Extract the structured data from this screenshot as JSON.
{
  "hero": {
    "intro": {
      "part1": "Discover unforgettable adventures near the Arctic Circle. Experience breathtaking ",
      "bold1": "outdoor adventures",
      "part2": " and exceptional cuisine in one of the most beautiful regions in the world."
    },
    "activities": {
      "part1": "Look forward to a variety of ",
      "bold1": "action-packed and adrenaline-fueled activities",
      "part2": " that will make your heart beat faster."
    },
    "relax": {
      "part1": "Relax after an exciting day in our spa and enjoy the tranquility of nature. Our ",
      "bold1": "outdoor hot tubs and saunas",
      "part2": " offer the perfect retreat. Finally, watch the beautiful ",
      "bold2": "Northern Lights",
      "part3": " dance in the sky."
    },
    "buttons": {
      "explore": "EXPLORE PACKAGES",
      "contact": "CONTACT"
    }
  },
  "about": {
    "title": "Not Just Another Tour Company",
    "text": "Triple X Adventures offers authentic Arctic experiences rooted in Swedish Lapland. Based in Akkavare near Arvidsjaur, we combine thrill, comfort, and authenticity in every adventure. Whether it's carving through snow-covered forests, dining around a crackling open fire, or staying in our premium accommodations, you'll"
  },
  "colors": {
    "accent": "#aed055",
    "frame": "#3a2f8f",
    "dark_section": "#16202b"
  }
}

----------------

Request — Your task is to extract all of the records exactly.

Solution to this task —
Extract the structured data from this screenshot as JSON.
{
  "hero": {
    "intro": {
      "part1": "Discover unforgettable adventures near the Arctic Circle. Experience breathtaking ",
      "bold1": "outdoor adventures",
      "part2": " and exceptional cuisine in one of the most beautiful regions in the world."
    },
    "activities": {
      "part1": "Look forward to a variety of ",
      "bold1": "action-packed and adrenaline-fueled activities",
      "part2": " that will make your heart beat faster."
    },
    "relax": {
      "part1": "Relax after an exciting day in our spa and enjoy the tranquility of nature. Our ",
      "bold1": "outdoor hot tubs and saunas",
      "part2": " offer the perfect retreat. Finally, watch the beautiful ",
      "bold2": "Northern Lights",
      "part3": " dance in the sky."
    },
    "buttons": {
      "explore": "EXPLORE PACKAGES",
      "contact": "CONTACT"
    }
  },
  "about": {
    "title": "Not Just Another Tour Company",
    "text": "Triple X Adventures offers authentic Arctic experiences rooted in Swedish Lapland. Based in Akkavare near Arvidsjaur, we combine thrill, comfort, and authenticity in every adventure. Whether it's carving through snow-covered forests, dining around a crackling open fire, or staying in our premium accommodations, you'll"
  },
  "colors": {
    "accent": "#aed055",
    "frame": "#3a2f8f",
    "dark_section": "#16202b"
  }
}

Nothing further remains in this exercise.